In the entries below, find the lines with the word "When" and copy them.

____________________

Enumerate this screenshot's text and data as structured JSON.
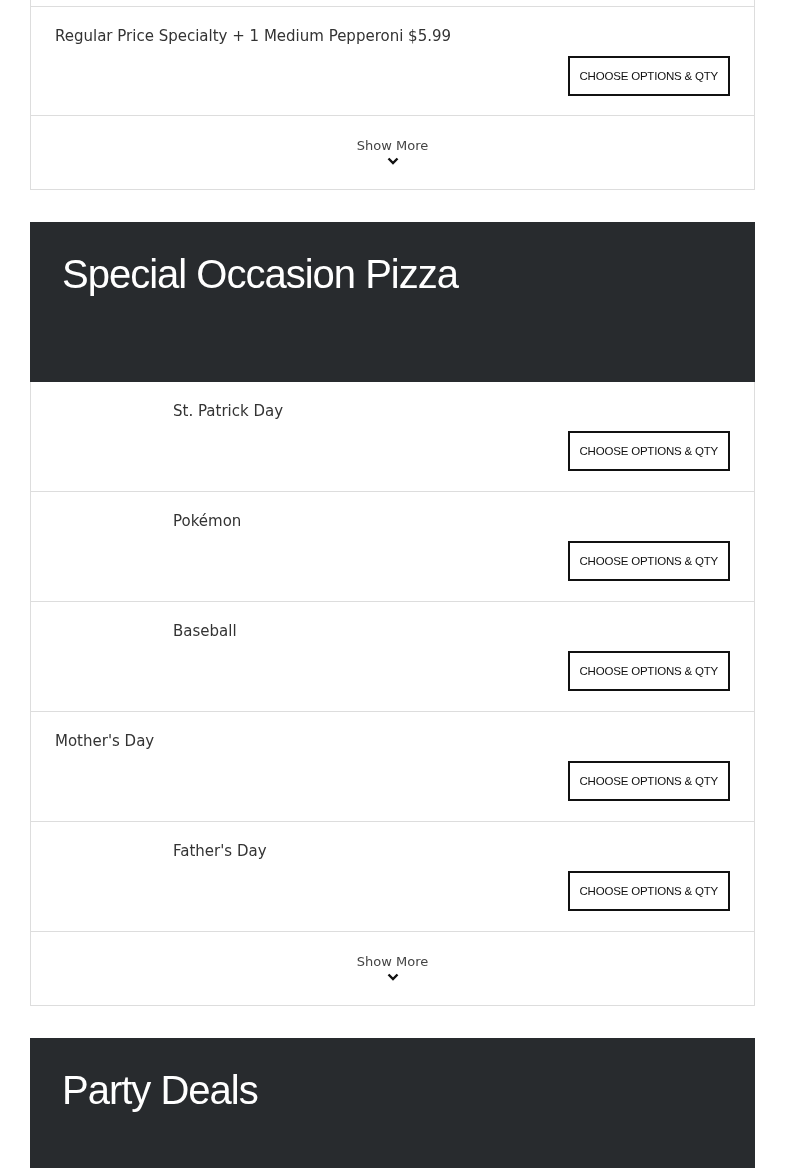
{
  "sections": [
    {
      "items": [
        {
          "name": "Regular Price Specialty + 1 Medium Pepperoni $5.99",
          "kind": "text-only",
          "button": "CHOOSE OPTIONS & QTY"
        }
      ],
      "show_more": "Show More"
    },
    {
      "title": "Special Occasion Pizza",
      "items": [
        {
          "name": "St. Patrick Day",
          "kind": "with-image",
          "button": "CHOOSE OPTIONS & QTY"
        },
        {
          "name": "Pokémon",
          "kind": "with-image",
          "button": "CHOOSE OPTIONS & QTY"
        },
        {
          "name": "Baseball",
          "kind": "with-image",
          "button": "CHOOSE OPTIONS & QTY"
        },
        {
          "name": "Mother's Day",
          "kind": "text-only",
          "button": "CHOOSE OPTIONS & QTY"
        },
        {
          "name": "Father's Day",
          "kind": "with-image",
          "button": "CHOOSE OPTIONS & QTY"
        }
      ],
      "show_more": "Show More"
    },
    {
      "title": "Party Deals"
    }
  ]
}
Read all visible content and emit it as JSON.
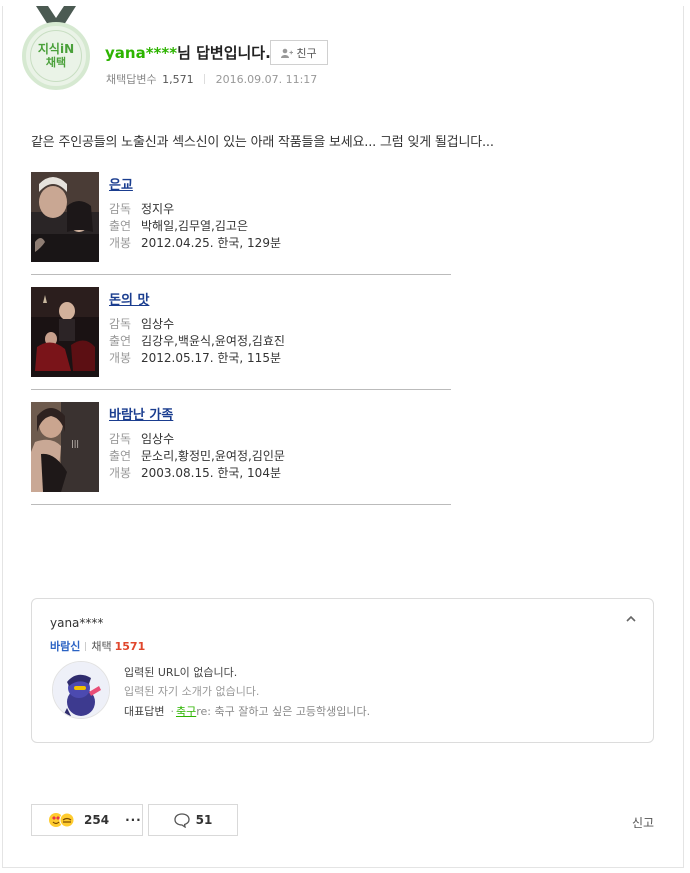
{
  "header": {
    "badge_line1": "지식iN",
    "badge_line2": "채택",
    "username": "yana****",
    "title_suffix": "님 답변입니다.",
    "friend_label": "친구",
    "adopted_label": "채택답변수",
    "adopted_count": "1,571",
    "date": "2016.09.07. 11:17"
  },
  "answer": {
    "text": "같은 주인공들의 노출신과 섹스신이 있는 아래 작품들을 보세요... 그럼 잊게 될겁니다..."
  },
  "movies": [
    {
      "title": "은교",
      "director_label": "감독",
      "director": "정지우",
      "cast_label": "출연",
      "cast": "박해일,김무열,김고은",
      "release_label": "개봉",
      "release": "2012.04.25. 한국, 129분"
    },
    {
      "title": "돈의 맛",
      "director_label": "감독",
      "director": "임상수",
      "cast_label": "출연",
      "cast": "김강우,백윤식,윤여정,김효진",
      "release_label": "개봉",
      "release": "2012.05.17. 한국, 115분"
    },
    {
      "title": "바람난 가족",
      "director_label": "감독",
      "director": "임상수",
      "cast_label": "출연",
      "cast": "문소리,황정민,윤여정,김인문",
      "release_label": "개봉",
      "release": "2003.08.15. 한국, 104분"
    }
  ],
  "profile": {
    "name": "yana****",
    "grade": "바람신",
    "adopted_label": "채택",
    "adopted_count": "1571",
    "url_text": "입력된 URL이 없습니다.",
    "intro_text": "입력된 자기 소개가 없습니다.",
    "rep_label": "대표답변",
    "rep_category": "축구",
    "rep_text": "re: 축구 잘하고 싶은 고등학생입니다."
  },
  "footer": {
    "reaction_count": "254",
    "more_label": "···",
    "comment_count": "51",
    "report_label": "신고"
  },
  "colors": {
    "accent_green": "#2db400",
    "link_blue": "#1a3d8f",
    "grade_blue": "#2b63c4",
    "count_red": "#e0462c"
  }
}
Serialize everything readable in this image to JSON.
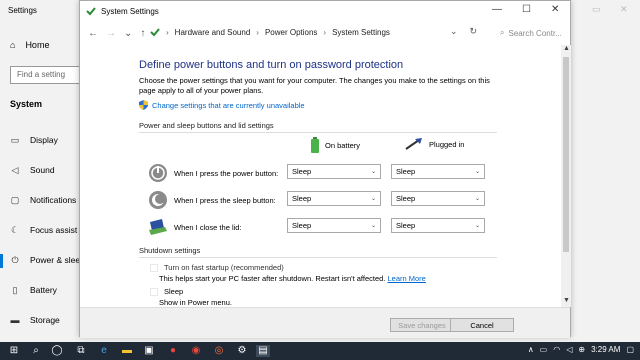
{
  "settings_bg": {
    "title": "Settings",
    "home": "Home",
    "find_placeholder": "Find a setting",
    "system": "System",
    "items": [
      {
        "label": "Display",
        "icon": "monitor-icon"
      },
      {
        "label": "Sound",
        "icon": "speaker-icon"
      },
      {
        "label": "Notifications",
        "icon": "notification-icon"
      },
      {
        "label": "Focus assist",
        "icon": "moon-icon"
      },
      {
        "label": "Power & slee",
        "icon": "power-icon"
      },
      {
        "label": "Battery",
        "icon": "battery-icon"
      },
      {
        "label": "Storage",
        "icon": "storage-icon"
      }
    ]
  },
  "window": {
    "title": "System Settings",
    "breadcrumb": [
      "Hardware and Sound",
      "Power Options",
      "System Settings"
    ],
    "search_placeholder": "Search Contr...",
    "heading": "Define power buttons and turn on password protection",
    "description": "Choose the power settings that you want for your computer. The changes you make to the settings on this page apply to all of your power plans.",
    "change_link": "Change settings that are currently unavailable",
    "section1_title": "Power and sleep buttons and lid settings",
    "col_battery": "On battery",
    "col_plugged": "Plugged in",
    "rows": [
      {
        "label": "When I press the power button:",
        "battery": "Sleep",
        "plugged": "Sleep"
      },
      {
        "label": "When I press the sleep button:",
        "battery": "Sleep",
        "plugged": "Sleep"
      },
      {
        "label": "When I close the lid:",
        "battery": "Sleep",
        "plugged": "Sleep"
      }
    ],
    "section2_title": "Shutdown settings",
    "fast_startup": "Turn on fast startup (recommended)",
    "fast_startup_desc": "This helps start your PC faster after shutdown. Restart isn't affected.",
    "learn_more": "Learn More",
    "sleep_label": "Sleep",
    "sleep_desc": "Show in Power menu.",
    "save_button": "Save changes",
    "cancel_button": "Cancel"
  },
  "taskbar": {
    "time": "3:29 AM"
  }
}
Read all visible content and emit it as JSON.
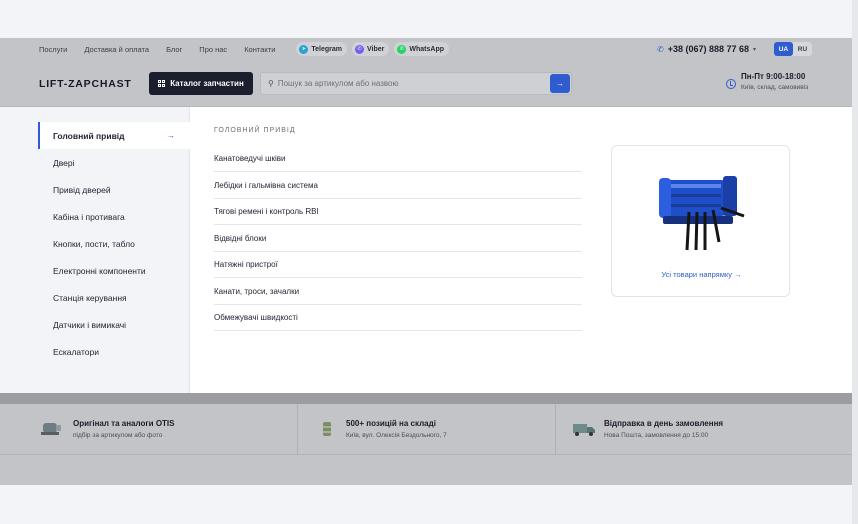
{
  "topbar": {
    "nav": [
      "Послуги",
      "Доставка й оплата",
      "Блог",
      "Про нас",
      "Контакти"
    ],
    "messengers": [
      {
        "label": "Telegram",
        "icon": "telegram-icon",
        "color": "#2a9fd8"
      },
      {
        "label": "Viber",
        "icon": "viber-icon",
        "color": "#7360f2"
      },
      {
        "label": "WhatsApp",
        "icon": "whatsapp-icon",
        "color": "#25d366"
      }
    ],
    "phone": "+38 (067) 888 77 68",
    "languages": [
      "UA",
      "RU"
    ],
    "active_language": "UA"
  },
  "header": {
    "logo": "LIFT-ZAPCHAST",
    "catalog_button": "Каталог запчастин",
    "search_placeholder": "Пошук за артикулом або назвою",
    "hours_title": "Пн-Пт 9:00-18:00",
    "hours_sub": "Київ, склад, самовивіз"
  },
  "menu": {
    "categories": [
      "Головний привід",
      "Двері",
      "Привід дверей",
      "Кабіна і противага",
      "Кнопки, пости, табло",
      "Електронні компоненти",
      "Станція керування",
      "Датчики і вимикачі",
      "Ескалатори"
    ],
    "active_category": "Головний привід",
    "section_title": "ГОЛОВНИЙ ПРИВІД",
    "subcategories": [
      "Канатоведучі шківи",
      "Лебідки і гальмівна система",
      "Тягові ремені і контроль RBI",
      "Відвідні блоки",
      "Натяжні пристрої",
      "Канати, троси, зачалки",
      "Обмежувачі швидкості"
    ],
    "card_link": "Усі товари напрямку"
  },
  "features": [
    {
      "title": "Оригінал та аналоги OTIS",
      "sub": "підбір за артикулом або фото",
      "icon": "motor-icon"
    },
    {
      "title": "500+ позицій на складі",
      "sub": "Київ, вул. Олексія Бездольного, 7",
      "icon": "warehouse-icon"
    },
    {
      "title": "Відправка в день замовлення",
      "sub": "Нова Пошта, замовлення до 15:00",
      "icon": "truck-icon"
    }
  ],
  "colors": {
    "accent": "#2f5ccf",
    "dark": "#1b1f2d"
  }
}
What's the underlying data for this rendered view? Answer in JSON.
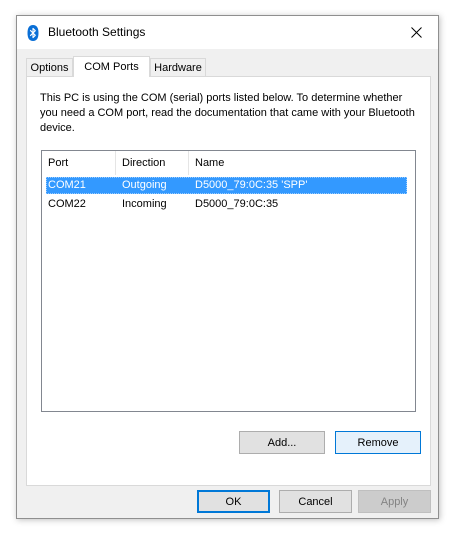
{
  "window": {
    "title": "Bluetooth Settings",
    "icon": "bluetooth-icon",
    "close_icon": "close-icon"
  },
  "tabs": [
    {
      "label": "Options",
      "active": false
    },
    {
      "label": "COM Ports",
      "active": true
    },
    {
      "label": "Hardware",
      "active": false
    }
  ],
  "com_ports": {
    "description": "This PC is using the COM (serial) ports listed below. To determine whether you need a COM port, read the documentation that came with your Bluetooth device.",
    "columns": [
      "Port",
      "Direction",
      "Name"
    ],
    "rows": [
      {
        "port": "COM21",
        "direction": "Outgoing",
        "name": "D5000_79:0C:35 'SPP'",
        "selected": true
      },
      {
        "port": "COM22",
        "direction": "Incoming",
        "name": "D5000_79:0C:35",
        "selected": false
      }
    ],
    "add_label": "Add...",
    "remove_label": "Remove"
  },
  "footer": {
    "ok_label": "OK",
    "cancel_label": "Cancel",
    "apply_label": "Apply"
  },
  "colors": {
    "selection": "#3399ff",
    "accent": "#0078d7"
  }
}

____________________

▸ The response:
        "label": "When I press the power button:",
        "label": "When I press the sleep button:",
        "label": "When I close the lid:",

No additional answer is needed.